_PROBLEM TO SOLVE_.
Return all lines in the material below that contain "COVENTRY".

[Recorded data]

**********

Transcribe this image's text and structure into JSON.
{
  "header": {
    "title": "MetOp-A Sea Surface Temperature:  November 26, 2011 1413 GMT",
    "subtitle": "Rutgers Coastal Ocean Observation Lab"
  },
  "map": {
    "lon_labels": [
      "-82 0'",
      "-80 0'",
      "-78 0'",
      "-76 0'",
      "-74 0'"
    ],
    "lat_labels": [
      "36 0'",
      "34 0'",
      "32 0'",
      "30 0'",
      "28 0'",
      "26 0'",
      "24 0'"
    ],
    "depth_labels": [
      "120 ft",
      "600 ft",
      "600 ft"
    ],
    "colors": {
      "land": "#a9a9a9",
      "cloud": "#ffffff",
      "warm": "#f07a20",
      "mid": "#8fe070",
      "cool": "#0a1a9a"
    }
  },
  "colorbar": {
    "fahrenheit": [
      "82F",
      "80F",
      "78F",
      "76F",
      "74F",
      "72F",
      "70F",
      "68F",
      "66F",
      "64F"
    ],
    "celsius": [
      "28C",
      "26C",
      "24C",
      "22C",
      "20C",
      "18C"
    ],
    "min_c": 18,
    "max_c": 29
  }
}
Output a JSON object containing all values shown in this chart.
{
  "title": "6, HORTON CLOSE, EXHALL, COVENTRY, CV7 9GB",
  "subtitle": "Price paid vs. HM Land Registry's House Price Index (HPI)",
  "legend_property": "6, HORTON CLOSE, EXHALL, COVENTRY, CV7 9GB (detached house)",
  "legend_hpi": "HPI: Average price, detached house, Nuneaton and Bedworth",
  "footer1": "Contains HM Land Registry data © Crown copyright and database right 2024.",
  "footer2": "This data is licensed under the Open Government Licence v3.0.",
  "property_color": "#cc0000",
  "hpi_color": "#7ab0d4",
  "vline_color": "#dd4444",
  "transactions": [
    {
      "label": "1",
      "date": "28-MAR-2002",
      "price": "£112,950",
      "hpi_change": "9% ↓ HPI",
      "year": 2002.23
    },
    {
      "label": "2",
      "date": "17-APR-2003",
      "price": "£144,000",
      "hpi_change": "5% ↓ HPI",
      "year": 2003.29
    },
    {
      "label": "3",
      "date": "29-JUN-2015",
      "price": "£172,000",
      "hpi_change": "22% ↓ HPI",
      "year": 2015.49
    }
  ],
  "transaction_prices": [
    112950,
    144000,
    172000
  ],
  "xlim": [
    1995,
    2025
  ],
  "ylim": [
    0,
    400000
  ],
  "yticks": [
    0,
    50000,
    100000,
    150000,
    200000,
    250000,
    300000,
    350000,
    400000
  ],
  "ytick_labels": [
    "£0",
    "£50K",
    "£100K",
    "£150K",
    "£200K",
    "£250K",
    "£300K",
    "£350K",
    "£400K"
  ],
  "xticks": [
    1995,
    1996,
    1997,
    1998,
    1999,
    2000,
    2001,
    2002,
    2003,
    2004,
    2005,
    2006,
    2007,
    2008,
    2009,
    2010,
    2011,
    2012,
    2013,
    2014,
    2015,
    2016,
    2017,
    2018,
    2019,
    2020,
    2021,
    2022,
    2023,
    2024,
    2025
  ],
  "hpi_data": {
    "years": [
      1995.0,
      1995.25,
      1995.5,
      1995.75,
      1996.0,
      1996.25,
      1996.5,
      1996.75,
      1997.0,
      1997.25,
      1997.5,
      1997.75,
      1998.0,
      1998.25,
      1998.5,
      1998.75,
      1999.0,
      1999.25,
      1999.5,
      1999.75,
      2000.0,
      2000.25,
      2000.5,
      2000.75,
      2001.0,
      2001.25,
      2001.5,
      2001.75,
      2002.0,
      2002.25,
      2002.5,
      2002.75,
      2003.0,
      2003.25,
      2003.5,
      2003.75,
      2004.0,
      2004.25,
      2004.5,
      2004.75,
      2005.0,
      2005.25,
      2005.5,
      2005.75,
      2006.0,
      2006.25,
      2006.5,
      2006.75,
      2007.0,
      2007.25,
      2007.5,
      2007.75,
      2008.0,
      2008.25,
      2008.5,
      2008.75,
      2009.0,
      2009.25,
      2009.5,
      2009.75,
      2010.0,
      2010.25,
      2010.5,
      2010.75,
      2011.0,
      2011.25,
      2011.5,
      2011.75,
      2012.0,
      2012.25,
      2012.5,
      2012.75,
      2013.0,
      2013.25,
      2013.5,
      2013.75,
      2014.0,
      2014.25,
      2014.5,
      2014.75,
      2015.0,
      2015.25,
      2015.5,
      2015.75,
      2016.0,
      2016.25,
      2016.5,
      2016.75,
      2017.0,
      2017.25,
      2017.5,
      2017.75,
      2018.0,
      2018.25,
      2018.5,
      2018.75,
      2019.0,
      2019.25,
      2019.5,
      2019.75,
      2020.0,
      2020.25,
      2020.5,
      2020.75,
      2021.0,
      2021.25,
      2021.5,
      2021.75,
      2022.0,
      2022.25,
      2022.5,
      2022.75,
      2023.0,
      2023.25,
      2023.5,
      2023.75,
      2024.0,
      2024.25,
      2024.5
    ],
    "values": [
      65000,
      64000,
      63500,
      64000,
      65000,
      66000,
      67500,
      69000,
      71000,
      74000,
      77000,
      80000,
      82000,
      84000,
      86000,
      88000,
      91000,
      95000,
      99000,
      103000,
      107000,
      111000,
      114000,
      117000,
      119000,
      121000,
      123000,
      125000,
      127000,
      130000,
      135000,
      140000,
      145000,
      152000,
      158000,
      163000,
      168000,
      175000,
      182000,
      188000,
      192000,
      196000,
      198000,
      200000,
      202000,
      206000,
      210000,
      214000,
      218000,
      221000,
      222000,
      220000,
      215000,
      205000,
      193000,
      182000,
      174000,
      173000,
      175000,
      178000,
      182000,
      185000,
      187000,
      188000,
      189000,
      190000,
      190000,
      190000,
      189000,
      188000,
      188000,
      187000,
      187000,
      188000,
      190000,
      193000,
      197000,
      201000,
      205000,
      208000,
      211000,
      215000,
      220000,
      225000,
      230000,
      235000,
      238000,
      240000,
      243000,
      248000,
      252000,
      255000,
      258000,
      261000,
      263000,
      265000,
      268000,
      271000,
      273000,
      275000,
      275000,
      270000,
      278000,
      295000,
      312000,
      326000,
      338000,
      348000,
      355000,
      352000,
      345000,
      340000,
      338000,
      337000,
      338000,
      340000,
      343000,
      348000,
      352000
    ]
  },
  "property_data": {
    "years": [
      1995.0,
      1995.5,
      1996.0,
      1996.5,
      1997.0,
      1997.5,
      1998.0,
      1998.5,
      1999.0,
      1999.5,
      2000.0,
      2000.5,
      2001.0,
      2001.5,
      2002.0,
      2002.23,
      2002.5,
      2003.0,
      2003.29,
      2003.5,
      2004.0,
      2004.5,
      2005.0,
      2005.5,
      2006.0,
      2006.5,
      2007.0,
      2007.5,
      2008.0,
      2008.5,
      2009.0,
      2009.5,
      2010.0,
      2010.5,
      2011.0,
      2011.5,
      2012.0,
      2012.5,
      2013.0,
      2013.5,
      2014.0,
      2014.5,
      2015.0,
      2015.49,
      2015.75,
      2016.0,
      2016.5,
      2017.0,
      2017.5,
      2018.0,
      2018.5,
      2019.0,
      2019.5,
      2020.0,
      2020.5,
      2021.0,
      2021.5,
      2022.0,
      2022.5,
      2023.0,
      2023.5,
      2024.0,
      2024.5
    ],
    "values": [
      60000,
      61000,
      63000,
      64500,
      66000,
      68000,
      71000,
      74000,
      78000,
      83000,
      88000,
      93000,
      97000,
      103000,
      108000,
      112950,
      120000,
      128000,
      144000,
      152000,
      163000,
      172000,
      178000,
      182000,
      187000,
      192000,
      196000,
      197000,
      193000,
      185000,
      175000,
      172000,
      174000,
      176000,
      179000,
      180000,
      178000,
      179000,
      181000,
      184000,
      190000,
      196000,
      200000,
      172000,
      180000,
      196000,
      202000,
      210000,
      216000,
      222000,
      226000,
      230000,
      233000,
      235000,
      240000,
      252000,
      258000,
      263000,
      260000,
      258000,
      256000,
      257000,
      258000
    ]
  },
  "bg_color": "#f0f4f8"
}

**********

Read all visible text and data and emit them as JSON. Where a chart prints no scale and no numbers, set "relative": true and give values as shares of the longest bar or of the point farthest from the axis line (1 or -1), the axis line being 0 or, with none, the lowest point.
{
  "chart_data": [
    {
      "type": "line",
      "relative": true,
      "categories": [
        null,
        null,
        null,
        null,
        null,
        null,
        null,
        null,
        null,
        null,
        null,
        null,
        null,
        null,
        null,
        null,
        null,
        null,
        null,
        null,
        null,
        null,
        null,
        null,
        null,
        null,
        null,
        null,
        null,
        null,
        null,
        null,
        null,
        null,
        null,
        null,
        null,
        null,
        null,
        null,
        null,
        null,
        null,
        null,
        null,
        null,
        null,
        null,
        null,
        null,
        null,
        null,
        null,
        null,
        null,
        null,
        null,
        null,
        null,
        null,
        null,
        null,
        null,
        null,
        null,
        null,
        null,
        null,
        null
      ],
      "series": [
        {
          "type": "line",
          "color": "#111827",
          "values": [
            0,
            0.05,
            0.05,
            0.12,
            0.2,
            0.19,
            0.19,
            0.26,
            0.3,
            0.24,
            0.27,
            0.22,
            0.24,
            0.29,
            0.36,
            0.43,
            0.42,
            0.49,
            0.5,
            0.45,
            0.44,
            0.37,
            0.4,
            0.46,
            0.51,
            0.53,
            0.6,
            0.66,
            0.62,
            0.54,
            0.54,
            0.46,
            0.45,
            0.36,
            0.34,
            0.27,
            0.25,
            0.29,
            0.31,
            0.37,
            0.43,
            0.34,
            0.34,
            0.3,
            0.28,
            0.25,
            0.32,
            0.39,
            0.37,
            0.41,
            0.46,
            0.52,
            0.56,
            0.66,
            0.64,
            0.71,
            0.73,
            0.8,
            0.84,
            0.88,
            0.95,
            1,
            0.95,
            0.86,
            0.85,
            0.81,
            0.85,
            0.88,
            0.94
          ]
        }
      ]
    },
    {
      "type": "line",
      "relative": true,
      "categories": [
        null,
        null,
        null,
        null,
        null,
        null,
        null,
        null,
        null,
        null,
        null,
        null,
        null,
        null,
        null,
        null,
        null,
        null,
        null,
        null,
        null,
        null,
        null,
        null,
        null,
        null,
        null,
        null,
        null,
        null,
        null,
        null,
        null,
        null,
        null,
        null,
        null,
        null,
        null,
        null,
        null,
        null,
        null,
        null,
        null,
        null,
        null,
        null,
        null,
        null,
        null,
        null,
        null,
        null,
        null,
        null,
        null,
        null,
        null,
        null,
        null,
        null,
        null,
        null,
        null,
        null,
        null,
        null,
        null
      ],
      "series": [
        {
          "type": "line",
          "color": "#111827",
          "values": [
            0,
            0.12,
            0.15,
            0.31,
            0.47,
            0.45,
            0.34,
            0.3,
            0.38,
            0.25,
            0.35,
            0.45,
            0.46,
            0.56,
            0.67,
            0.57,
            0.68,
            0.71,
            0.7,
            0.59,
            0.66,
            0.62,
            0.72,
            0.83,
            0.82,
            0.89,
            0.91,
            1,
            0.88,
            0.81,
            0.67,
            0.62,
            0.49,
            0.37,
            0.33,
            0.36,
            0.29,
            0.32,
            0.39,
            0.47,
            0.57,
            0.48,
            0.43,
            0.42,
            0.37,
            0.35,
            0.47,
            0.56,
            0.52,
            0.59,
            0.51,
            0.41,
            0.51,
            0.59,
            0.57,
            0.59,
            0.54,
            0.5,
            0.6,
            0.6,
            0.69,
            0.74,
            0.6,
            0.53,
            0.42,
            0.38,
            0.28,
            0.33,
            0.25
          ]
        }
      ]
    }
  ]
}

**********

_SOLUTION_.
  "title": "6, HORTON CLOSE, EXHALL, COVENTRY, CV7 9GB",
  "legend_property": "6, HORTON CLOSE, EXHALL, COVENTRY, CV7 9GB (detached house)",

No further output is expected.